Data provided start

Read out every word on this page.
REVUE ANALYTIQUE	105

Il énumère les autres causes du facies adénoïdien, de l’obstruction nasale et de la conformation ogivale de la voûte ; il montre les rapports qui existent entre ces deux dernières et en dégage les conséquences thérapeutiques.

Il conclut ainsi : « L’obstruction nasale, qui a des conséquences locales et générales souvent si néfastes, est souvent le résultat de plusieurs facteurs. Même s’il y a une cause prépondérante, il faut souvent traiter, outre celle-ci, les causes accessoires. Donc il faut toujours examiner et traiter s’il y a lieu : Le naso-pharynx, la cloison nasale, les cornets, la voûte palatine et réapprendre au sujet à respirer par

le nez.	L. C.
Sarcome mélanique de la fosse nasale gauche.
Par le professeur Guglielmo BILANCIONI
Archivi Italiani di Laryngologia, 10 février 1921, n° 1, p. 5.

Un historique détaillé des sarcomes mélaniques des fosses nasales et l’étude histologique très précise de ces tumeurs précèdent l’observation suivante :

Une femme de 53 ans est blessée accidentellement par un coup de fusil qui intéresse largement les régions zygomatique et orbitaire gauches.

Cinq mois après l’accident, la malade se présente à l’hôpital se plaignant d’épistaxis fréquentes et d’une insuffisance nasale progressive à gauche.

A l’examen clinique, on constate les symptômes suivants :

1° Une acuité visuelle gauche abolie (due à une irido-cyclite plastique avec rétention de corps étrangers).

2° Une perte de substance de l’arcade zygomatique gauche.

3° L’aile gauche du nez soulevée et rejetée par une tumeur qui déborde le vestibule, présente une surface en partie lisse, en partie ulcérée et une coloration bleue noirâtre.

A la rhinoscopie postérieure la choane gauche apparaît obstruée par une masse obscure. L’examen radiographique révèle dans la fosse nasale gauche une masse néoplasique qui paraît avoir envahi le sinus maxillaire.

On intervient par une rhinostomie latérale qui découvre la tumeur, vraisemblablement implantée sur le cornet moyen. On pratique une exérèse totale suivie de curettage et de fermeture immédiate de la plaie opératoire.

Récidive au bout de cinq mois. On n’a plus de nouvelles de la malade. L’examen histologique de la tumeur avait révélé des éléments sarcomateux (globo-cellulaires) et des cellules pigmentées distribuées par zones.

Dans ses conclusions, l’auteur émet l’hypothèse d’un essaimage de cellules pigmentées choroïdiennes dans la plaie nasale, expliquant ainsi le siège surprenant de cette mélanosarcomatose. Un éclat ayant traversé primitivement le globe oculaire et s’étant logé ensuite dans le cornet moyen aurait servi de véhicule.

Data provided end
Data provided start

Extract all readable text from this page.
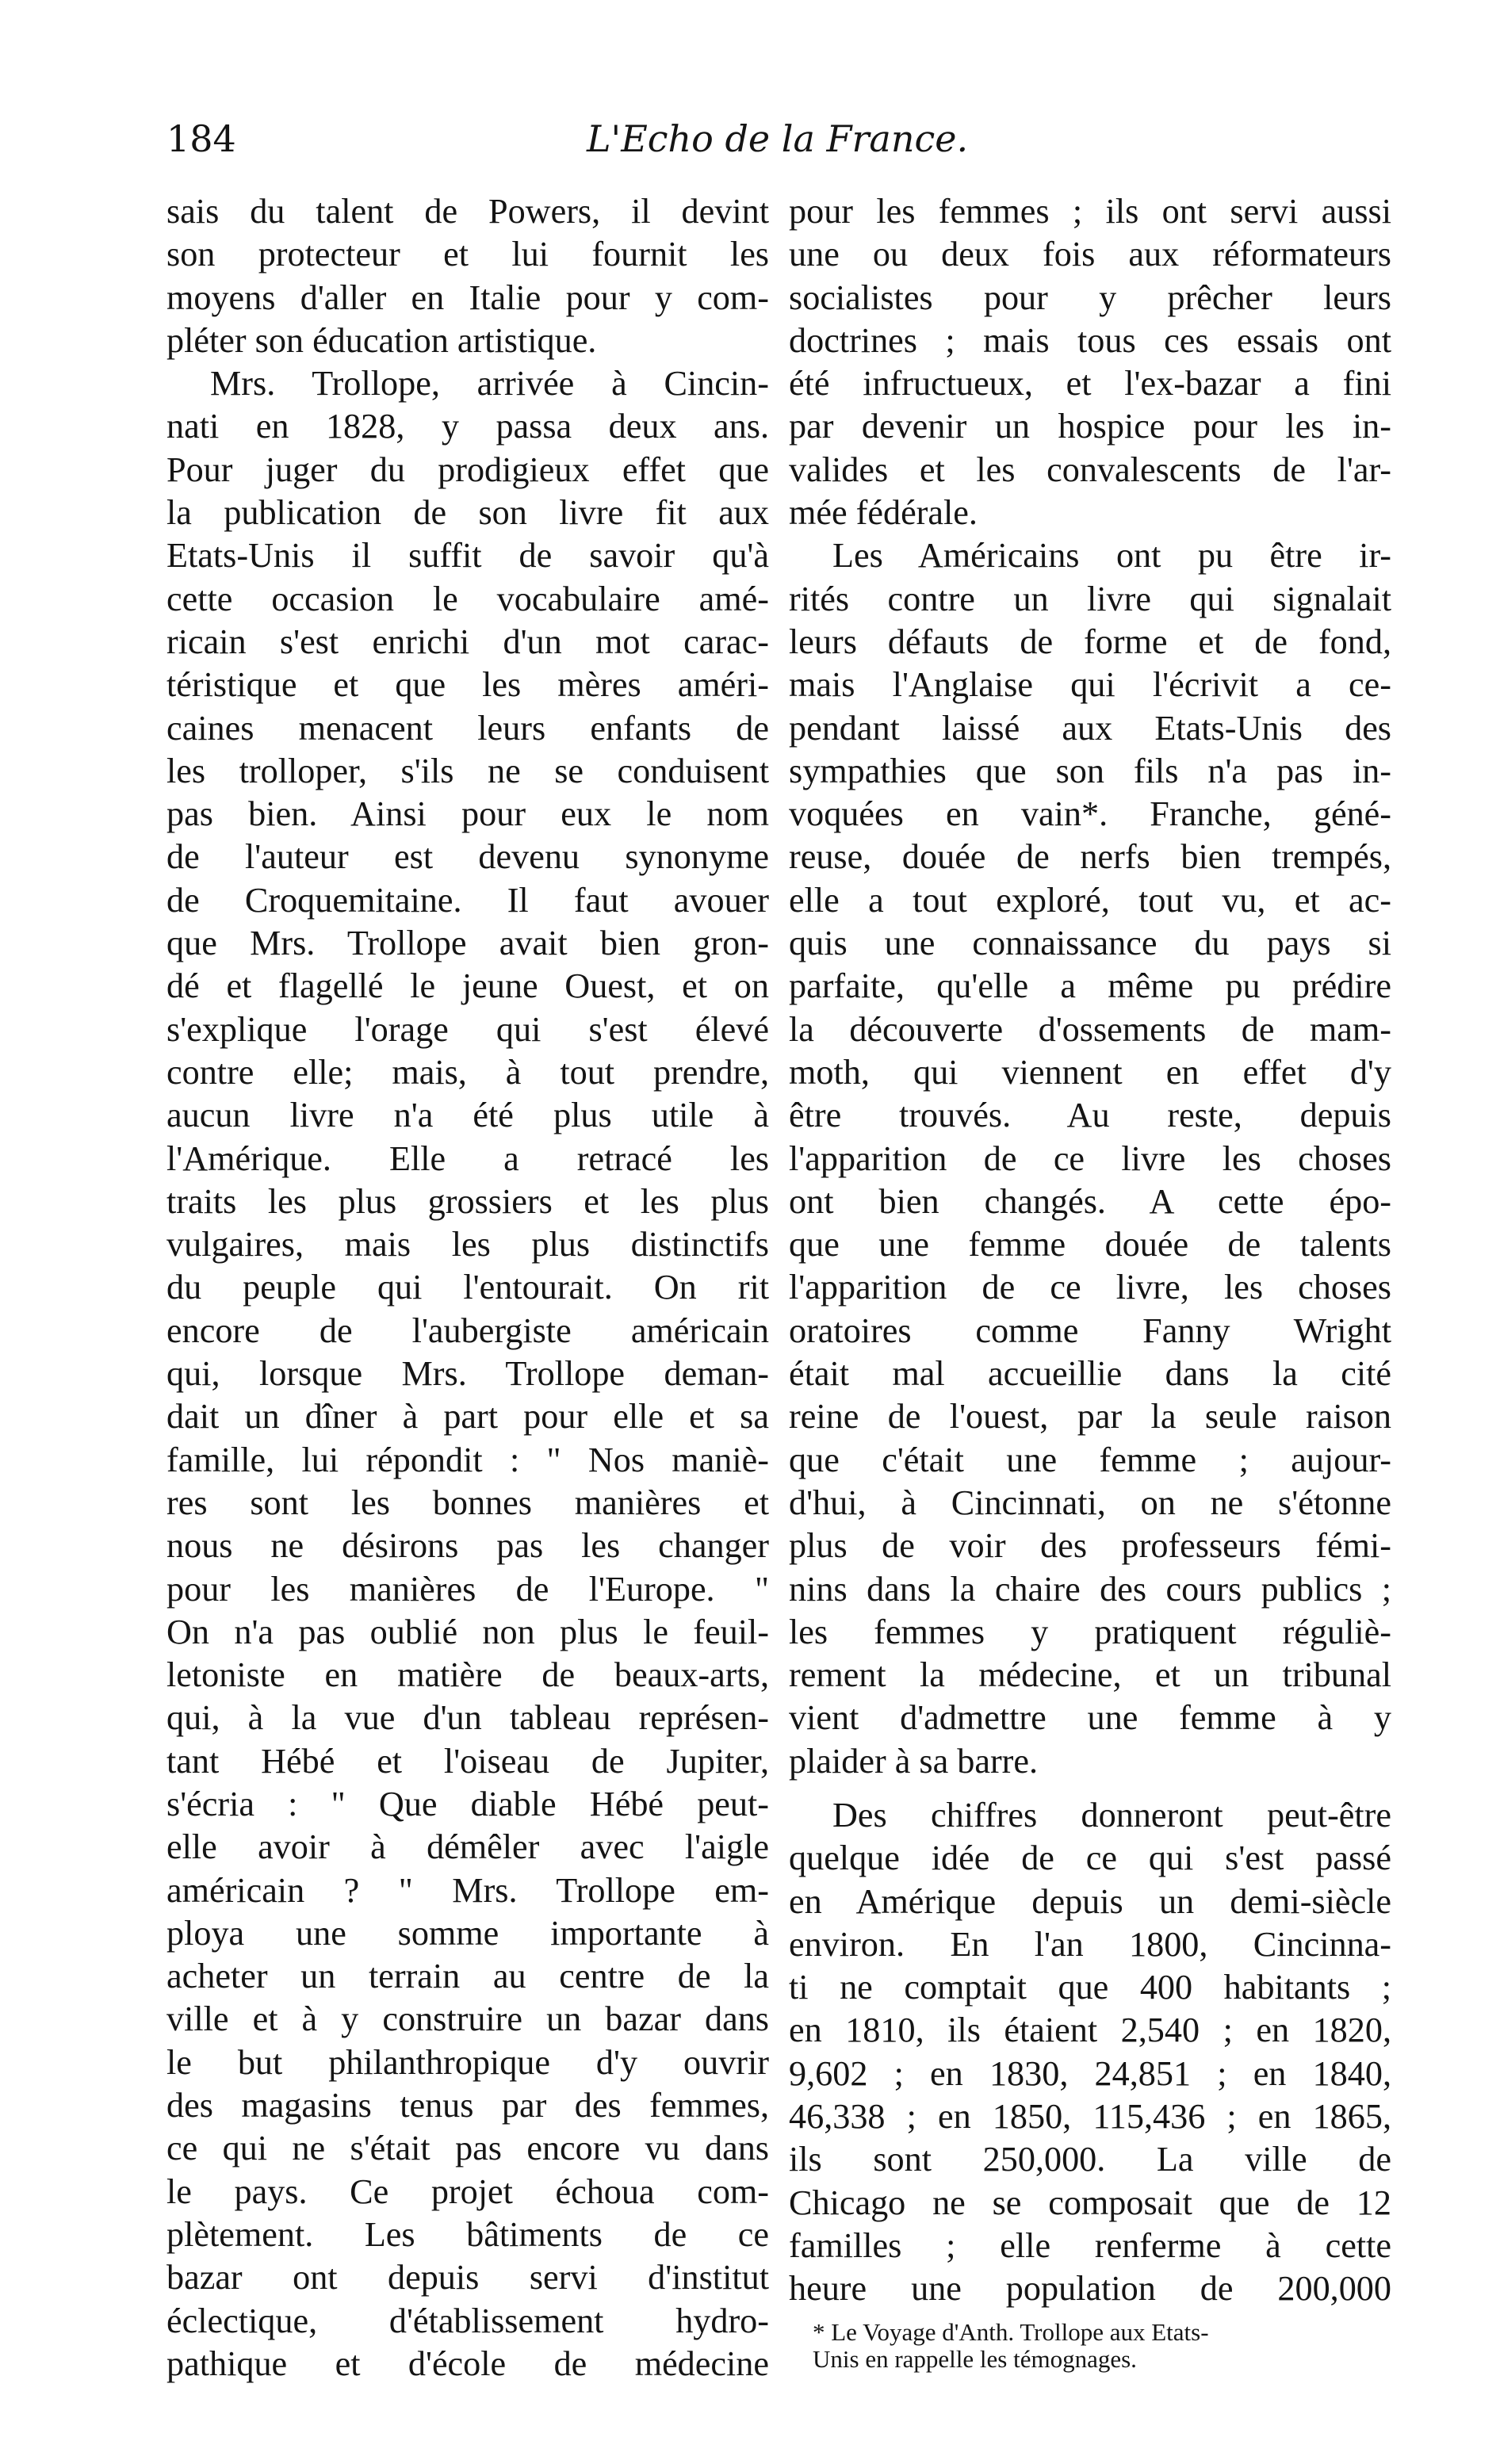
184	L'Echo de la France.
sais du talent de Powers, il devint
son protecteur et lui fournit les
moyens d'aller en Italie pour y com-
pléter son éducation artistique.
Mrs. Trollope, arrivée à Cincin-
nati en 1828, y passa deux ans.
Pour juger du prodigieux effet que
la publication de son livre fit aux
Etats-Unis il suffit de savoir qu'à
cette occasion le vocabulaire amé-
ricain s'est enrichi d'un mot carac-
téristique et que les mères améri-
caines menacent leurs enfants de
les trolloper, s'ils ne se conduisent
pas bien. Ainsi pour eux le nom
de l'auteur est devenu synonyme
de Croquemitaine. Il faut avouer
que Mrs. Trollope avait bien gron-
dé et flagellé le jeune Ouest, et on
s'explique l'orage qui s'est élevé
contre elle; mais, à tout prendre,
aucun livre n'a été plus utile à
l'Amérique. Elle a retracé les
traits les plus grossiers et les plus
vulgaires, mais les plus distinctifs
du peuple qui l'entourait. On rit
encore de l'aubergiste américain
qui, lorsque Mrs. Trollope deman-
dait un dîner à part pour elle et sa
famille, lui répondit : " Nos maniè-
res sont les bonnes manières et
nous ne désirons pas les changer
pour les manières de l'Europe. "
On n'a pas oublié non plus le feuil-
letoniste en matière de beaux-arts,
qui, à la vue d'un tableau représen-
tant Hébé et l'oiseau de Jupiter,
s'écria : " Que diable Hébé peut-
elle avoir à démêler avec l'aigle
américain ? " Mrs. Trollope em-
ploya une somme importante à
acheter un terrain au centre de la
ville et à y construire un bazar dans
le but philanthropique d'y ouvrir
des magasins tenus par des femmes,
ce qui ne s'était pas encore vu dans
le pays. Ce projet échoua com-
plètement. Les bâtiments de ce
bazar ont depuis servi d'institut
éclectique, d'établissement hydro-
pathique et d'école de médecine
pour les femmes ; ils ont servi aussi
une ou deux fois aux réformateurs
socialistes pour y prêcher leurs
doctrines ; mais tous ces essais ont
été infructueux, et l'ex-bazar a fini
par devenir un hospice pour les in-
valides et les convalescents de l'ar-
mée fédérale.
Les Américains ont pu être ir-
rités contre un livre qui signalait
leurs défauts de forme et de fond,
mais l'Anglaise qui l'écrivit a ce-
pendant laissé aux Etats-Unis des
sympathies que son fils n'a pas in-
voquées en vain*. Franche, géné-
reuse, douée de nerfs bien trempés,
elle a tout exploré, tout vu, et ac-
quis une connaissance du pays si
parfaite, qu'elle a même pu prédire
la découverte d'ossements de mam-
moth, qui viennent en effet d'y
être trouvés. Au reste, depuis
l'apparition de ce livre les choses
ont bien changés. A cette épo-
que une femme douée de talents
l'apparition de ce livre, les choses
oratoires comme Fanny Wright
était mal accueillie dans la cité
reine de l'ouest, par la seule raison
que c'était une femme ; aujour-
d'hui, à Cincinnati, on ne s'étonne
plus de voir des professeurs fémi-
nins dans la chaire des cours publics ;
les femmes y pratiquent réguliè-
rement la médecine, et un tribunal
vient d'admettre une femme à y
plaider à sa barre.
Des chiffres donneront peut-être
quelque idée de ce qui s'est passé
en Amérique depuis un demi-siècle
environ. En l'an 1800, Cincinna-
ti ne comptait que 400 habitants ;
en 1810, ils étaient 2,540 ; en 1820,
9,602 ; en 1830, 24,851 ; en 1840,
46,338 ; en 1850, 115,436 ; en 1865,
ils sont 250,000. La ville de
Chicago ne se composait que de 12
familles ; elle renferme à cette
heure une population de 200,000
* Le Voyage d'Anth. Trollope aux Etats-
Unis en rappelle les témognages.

Data provided end

**What is being asked**
Sift the material for lines with the string "examen". Copy each one found.

**Full response**
A l’examen clinique, on constate les symptômes suivants :
A la rhinoscopie postérieure la choane gauche apparaît obstruée par une masse obscure. L’examen radiographique révèle dans la fosse nasale gauche une masse néoplasique qui paraît avoir envahi le sinus maxillaire.
Récidive au bout de cinq mois. On n’a plus de nouvelles de la malade. L’examen histologique de la tumeur avait révélé des éléments sarcomateux (globo-cellulaires) et des cellules pigmentées distribuées par zones.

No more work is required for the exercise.